>>

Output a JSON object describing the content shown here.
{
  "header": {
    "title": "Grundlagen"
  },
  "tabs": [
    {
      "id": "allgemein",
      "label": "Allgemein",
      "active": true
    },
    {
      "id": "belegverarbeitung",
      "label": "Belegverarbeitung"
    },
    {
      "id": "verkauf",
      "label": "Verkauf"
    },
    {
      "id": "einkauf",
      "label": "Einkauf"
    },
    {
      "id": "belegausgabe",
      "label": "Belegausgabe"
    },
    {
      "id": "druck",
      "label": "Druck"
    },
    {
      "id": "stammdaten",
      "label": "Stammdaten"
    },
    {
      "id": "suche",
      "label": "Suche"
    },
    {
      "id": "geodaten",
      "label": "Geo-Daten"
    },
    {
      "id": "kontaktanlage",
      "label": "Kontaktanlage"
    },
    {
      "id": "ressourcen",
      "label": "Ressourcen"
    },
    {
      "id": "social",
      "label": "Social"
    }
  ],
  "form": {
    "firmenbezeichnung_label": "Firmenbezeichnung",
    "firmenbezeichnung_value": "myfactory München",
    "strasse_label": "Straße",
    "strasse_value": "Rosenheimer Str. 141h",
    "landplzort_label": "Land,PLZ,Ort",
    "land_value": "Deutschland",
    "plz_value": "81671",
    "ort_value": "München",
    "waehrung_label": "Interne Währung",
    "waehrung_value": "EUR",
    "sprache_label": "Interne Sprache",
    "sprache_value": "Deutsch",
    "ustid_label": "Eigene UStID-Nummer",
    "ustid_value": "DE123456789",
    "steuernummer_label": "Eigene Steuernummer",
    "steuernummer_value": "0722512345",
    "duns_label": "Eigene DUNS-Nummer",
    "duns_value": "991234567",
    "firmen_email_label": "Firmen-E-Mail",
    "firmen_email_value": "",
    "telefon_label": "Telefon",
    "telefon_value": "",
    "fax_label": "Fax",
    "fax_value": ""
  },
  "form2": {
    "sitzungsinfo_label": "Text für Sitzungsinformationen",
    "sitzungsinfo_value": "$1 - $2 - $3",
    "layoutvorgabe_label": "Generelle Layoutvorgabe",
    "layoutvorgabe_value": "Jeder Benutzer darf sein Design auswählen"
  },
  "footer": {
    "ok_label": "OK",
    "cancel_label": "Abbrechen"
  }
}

<<

> **EXERCISE DETAILS**
Hand back the material above in full, exactly as written.

> **RESPONSE TO THE TASK**
Output a JSON object describing the content shown here.
{
  "header": {
    "title": "Grundlagen"
  },
  "tabs": [
    {
      "id": "allgemein",
      "label": "Allgemein",
      "active": true
    },
    {
      "id": "belegverarbeitung",
      "label": "Belegverarbeitung"
    },
    {
      "id": "verkauf",
      "label": "Verkauf"
    },
    {
      "id": "einkauf",
      "label": "Einkauf"
    },
    {
      "id": "belegausgabe",
      "label": "Belegausgabe"
    },
    {
      "id": "druck",
      "label": "Druck"
    },
    {
      "id": "stammdaten",
      "label": "Stammdaten"
    },
    {
      "id": "suche",
      "label": "Suche"
    },
    {
      "id": "geodaten",
      "label": "Geo-Daten"
    },
    {
      "id": "kontaktanlage",
      "label": "Kontaktanlage"
    },
    {
      "id": "ressourcen",
      "label": "Ressourcen"
    },
    {
      "id": "social",
      "label": "Social"
    }
  ],
  "form": {
    "firmenbezeichnung_label": "Firmenbezeichnung",
    "firmenbezeichnung_value": "myfactory München",
    "strasse_label": "Straße",
    "strasse_value": "Rosenheimer Str. 141h",
    "landplzort_label": "Land,PLZ,Ort",
    "land_value": "Deutschland",
    "plz_value": "81671",
    "ort_value": "München",
    "waehrung_label": "Interne Währung",
    "waehrung_value": "EUR",
    "sprache_label": "Interne Sprache",
    "sprache_value": "Deutsch",
    "ustid_label": "Eigene UStID-Nummer",
    "ustid_value": "DE123456789",
    "steuernummer_label": "Eigene Steuernummer",
    "steuernummer_value": "0722512345",
    "duns_label": "Eigene DUNS-Nummer",
    "duns_value": "991234567",
    "firmen_email_label": "Firmen-E-Mail",
    "firmen_email_value": "",
    "telefon_label": "Telefon",
    "telefon_value": "",
    "fax_label": "Fax",
    "fax_value": ""
  },
  "form2": {
    "sitzungsinfo_label": "Text für Sitzungsinformationen",
    "sitzungsinfo_value": "$1 - $2 - $3",
    "layoutvorgabe_label": "Generelle Layoutvorgabe",
    "layoutvorgabe_value": "Jeder Benutzer darf sein Design auswählen"
  },
  "footer": {
    "ok_label": "OK",
    "cancel_label": "Abbrechen"
  }
}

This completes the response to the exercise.